§ Stated exercise
Write out the entries verbatim and leave the images out of the copy.

---*---

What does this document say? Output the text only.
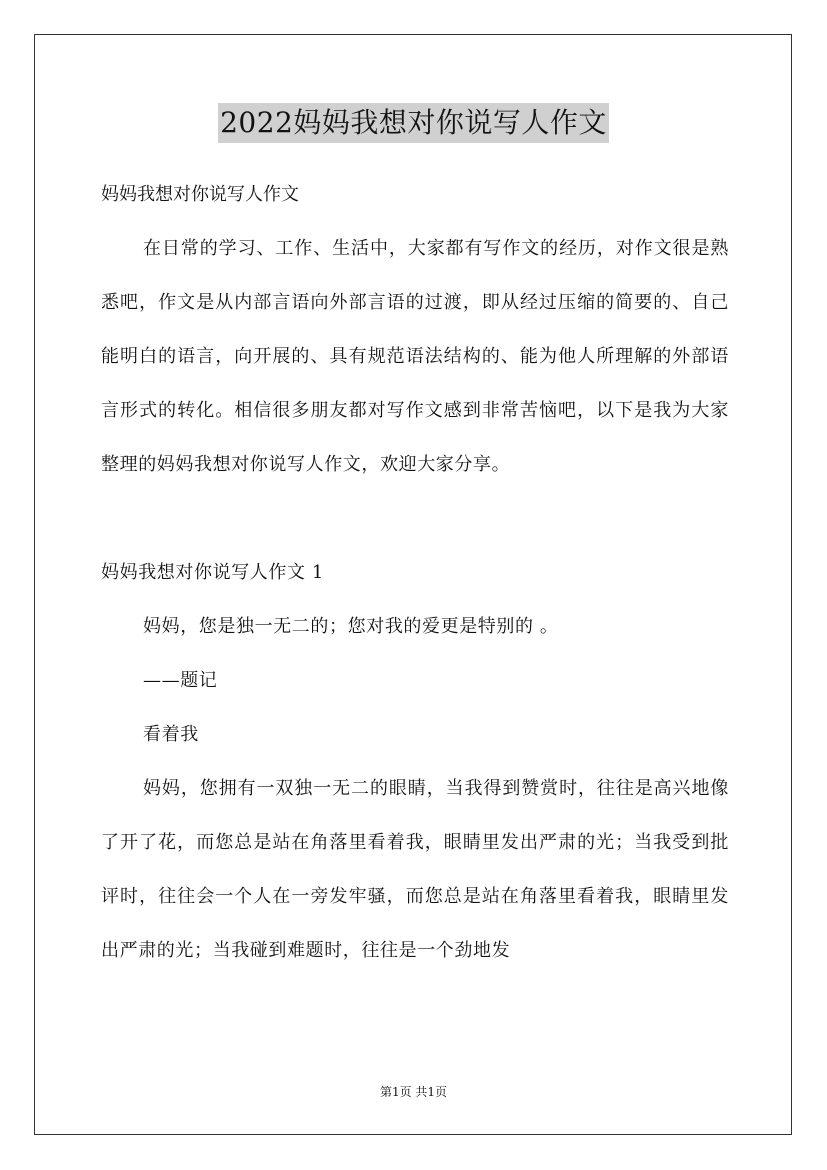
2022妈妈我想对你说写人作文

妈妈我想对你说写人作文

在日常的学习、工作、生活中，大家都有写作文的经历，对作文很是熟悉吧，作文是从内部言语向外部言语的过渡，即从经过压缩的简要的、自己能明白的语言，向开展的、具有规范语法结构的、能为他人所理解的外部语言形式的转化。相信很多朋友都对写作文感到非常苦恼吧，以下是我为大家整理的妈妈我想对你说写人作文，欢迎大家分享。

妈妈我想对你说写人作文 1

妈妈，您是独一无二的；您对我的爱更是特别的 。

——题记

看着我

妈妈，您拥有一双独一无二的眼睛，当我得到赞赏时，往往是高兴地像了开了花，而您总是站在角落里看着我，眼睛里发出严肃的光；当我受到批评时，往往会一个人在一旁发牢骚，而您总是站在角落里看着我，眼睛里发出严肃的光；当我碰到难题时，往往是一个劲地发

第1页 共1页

---*---

§ The completed task
What does this document say? Output the text only.
2022妈妈我想对你说写人作文

妈妈我想对你说写人作文

在日常的学习、工作、生活中，大家都有写作文的经历，对作文很是熟悉吧，作文是从内部言语向外部言语的过渡，即从经过压缩的简要的、自己能明白的语言，向开展的、具有规范语法结构的、能为他人所理解的外部语言形式的转化。相信很多朋友都对写作文感到非常苦恼吧，以下是我为大家整理的妈妈我想对你说写人作文，欢迎大家分享。

妈妈我想对你说写人作文 1

妈妈，您是独一无二的；您对我的爱更是特别的 。

——题记

看着我

妈妈，您拥有一双独一无二的眼睛，当我得到赞赏时，往往是高兴地像了开了花，而您总是站在角落里看着我，眼睛里发出严肃的光；当我受到批评时，往往会一个人在一旁发牢骚，而您总是站在角落里看着我，眼睛里发出严肃的光；当我碰到难题时，往往是一个劲地发

第1页 共1页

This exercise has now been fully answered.